BEGIN

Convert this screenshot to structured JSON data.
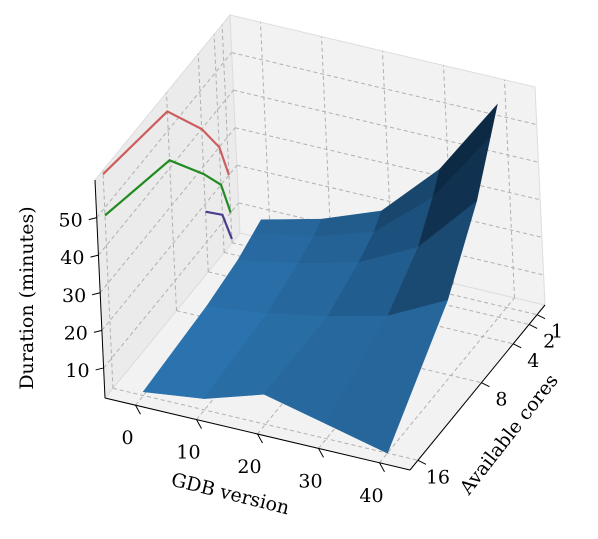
{
  "chart_data": {
    "type": "surface3d",
    "x_label": "GDB version",
    "y_label": "Available cores",
    "z_label": "Duration (minutes)",
    "x": [
      0,
      10,
      20,
      30,
      40
    ],
    "y": [
      1,
      2,
      4,
      8,
      16
    ],
    "z": [
      [
        10,
        14,
        20,
        35,
        56
      ],
      [
        9,
        12,
        17,
        30,
        50
      ],
      [
        7,
        10,
        14,
        22,
        38
      ],
      [
        5,
        7,
        10,
        14,
        22
      ],
      [
        3,
        5,
        10,
        6,
        2
      ]
    ],
    "surface_colors": [
      "#2e7ab8",
      "#0d2a45"
    ],
    "wall_lines": [
      {
        "color": "#cd5c5c",
        "values": [
          59,
          55,
          40,
          30,
          20
        ]
      },
      {
        "color": "#228b22",
        "values": [
          48,
          42,
          28,
          20,
          10
        ]
      },
      {
        "color": "#483d8b",
        "values": [
          null,
          null,
          18,
          12,
          3
        ]
      }
    ],
    "xlim": [
      -5,
      45
    ],
    "ylim": [
      0,
      17
    ],
    "zlim": [
      2,
      60
    ],
    "xticks": [
      0,
      10,
      20,
      30,
      40
    ],
    "yticks": [
      1,
      2,
      4,
      8,
      16
    ],
    "zticks": [
      10,
      20,
      30,
      40,
      50
    ],
    "grid": true
  }
}
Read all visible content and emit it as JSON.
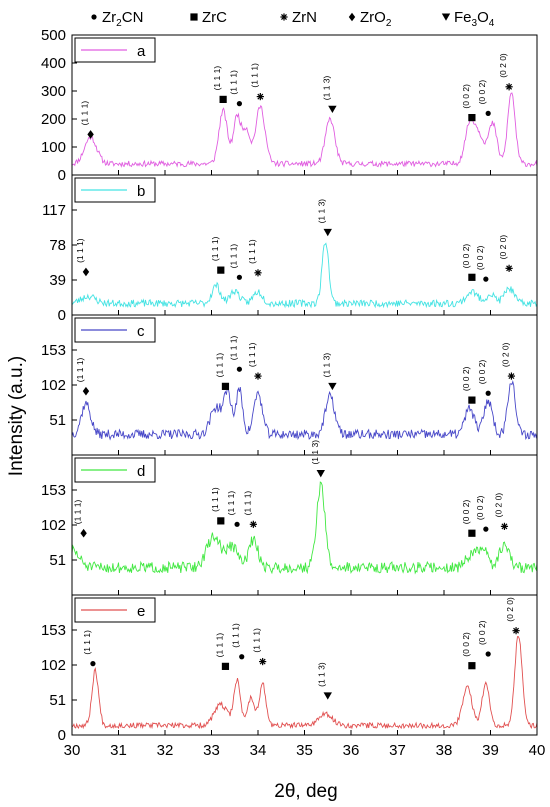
{
  "chart_data": {
    "type": "line",
    "xlabel": "2θ, deg",
    "ylabel": "Intensity (a.u.)",
    "xlim": [
      30,
      40
    ],
    "x_ticks": [
      "30",
      "31",
      "32",
      "33",
      "34",
      "35",
      "36",
      "37",
      "38",
      "39",
      "40"
    ],
    "phase_legend": [
      {
        "symbol": "circle",
        "glyph": "●",
        "label": "Zr2CN",
        "text_parts": [
          "Zr",
          "2",
          "CN"
        ]
      },
      {
        "symbol": "square",
        "glyph": "■",
        "label": "ZrC",
        "text_parts": [
          "ZrC",
          "",
          ""
        ]
      },
      {
        "symbol": "asterisk",
        "glyph": "⁕",
        "label": "ZrN",
        "text_parts": [
          "ZrN",
          "",
          ""
        ]
      },
      {
        "symbol": "diamond",
        "glyph": "◆",
        "label": "ZrO2",
        "text_parts": [
          "ZrO",
          "2",
          ""
        ]
      },
      {
        "symbol": "triangle-down",
        "glyph": "▼",
        "label": "Fe3O4",
        "text_parts": [
          "Fe",
          "3",
          "O",
          "4"
        ]
      }
    ],
    "series": [
      {
        "name": "a",
        "color": "#e05ee0",
        "ylim": [
          0,
          500
        ],
        "yticks": [
          0,
          100,
          200,
          300,
          400,
          500
        ],
        "baseline": 40,
        "noise": 10,
        "seed": 11,
        "peaks": [
          [
            30.4,
            95,
            0.13
          ],
          [
            33.25,
            190,
            0.09
          ],
          [
            33.55,
            170,
            0.08
          ],
          [
            33.75,
            120,
            0.08
          ],
          [
            34.05,
            205,
            0.1
          ],
          [
            35.55,
            160,
            0.1
          ],
          [
            38.55,
            130,
            0.1
          ],
          [
            38.75,
            100,
            0.12
          ],
          [
            39.05,
            140,
            0.09
          ],
          [
            39.45,
            255,
            0.08
          ]
        ],
        "annotations": [
          {
            "x": 30.4,
            "marker": "diamond",
            "label": "(1 1 1)",
            "y": 145
          },
          {
            "x": 33.25,
            "marker": "square",
            "label": "(1 1 1)",
            "y": 270
          },
          {
            "x": 33.6,
            "marker": "circle",
            "label": "(1 1 1)",
            "y": 255
          },
          {
            "x": 34.05,
            "marker": "asterisk",
            "label": "(1 1 1)",
            "y": 280
          },
          {
            "x": 35.6,
            "marker": "triangle-down",
            "label": "(1 1 3)",
            "y": 235
          },
          {
            "x": 38.6,
            "marker": "square",
            "label": "(0 0 2)",
            "y": 205
          },
          {
            "x": 38.95,
            "marker": "circle",
            "label": "(0 0 2)",
            "y": 220
          },
          {
            "x": 39.4,
            "marker": "asterisk",
            "label": "(0 2 0)",
            "y": 315
          }
        ]
      },
      {
        "name": "b",
        "color": "#45e3e3",
        "ylim": [
          0,
          156
        ],
        "yticks": [
          0,
          39,
          78,
          117
        ],
        "baseline": 13,
        "noise": 4,
        "seed": 23,
        "peaks": [
          [
            30.35,
            8,
            0.15
          ],
          [
            33.1,
            20,
            0.09
          ],
          [
            33.5,
            14,
            0.1
          ],
          [
            34.0,
            13,
            0.1
          ],
          [
            35.45,
            70,
            0.07
          ],
          [
            38.6,
            13,
            0.12
          ],
          [
            39.0,
            10,
            0.1
          ],
          [
            39.4,
            17,
            0.1
          ]
        ],
        "annotations": [
          {
            "x": 30.3,
            "marker": "diamond",
            "label": "(1 1 1)",
            "y": 48
          },
          {
            "x": 33.2,
            "marker": "square",
            "label": "(1 1 1)",
            "y": 50
          },
          {
            "x": 33.6,
            "marker": "circle",
            "label": "(1 1 1)",
            "y": 42
          },
          {
            "x": 34.0,
            "marker": "asterisk",
            "label": "(1 1 1)",
            "y": 47
          },
          {
            "x": 35.5,
            "marker": "triangle-down",
            "label": "(1 1 3)",
            "y": 92
          },
          {
            "x": 38.6,
            "marker": "square",
            "label": "(0 0 2)",
            "y": 42
          },
          {
            "x": 38.9,
            "marker": "circle",
            "label": "(0 0 2)",
            "y": 40
          },
          {
            "x": 39.4,
            "marker": "asterisk",
            "label": "(0 2 0)",
            "y": 52
          }
        ]
      },
      {
        "name": "c",
        "color": "#4848c8",
        "ylim": [
          0,
          204
        ],
        "yticks": [
          51,
          102,
          153
        ],
        "baseline": 30,
        "noise": 7,
        "seed": 37,
        "peaks": [
          [
            30.3,
            45,
            0.1
          ],
          [
            33.1,
            40,
            0.12
          ],
          [
            33.35,
            60,
            0.08
          ],
          [
            33.6,
            65,
            0.07
          ],
          [
            34.0,
            60,
            0.09
          ],
          [
            35.55,
            55,
            0.1
          ],
          [
            38.55,
            38,
            0.1
          ],
          [
            38.95,
            50,
            0.09
          ],
          [
            39.45,
            80,
            0.08
          ]
        ],
        "annotations": [
          {
            "x": 30.3,
            "marker": "diamond",
            "label": "(1 1 1)",
            "y": 93
          },
          {
            "x": 33.3,
            "marker": "square",
            "label": "(1 1 1)",
            "y": 100
          },
          {
            "x": 33.6,
            "marker": "circle",
            "label": "(1 1 1)",
            "y": 125
          },
          {
            "x": 34.0,
            "marker": "asterisk",
            "label": "(1 1 1)",
            "y": 115
          },
          {
            "x": 35.6,
            "marker": "triangle-down",
            "label": "(1 1 3)",
            "y": 100
          },
          {
            "x": 38.6,
            "marker": "square",
            "label": "(0 0 2)",
            "y": 80
          },
          {
            "x": 38.95,
            "marker": "circle",
            "label": "(0 0 2)",
            "y": 90
          },
          {
            "x": 39.45,
            "marker": "asterisk",
            "label": "(0 2 0)",
            "y": 115
          }
        ]
      },
      {
        "name": "d",
        "color": "#42e842",
        "ylim": [
          0,
          204
        ],
        "yticks": [
          51,
          102,
          153
        ],
        "baseline": 40,
        "noise": 8,
        "seed": 51,
        "peaks": [
          [
            30.0,
            25,
            0.15
          ],
          [
            33.05,
            45,
            0.15
          ],
          [
            33.45,
            30,
            0.12
          ],
          [
            33.9,
            40,
            0.1
          ],
          [
            35.35,
            120,
            0.09
          ],
          [
            38.6,
            20,
            0.12
          ],
          [
            38.85,
            25,
            0.1
          ],
          [
            39.3,
            35,
            0.1
          ]
        ],
        "annotations": [
          {
            "x": 30.25,
            "marker": "diamond",
            "label": "(1 1 1)",
            "y": 90
          },
          {
            "x": 33.2,
            "marker": "square",
            "label": "(1 1 1)",
            "y": 108
          },
          {
            "x": 33.55,
            "marker": "circle",
            "label": "(1 1 1)",
            "y": 103
          },
          {
            "x": 33.9,
            "marker": "asterisk",
            "label": "(1 1 1)",
            "y": 103
          },
          {
            "x": 35.35,
            "marker": "triangle-down",
            "label": "(1 1 3)",
            "y": 177
          },
          {
            "x": 38.6,
            "marker": "square",
            "label": "(0 0 2)",
            "y": 90
          },
          {
            "x": 38.9,
            "marker": "circle",
            "label": "(0 0 2)",
            "y": 96
          },
          {
            "x": 39.3,
            "marker": "asterisk",
            "label": "(0 2 0)",
            "y": 100
          }
        ]
      },
      {
        "name": "e",
        "color": "#e15050",
        "ylim": [
          0,
          204
        ],
        "yticks": [
          0,
          51,
          102,
          153
        ],
        "baseline": 14,
        "noise": 4,
        "seed": 67,
        "peaks": [
          [
            30.5,
            80,
            0.07
          ],
          [
            33.2,
            30,
            0.14
          ],
          [
            33.55,
            65,
            0.07
          ],
          [
            33.85,
            40,
            0.08
          ],
          [
            34.1,
            60,
            0.07
          ],
          [
            35.45,
            16,
            0.15
          ],
          [
            38.5,
            55,
            0.1
          ],
          [
            38.9,
            60,
            0.08
          ],
          [
            39.6,
            130,
            0.08
          ]
        ],
        "annotations": [
          {
            "x": 30.45,
            "marker": "circle",
            "label": "(1 1 1)",
            "y": 104
          },
          {
            "x": 33.3,
            "marker": "square",
            "label": "(1 1 1)",
            "y": 100
          },
          {
            "x": 33.65,
            "marker": "circle",
            "label": "(1 1 1)",
            "y": 114
          },
          {
            "x": 34.1,
            "marker": "asterisk",
            "label": "(1 1 1)",
            "y": 107
          },
          {
            "x": 35.5,
            "marker": "triangle-down",
            "label": "(1 1 3)",
            "y": 57
          },
          {
            "x": 38.6,
            "marker": "square",
            "label": "(0 0 2)",
            "y": 101
          },
          {
            "x": 38.95,
            "marker": "circle",
            "label": "(0 0 2)",
            "y": 118
          },
          {
            "x": 39.55,
            "marker": "asterisk",
            "label": "(0 2 0)",
            "y": 152
          }
        ]
      }
    ]
  }
}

END

• [PROBLEM DESCRIPTION]
List the lines of the records where "JSON" occurs.

• [TASK ANSWER]
Convert this screenshot to structured JSON data.
Read all visible content and emit it as JSON.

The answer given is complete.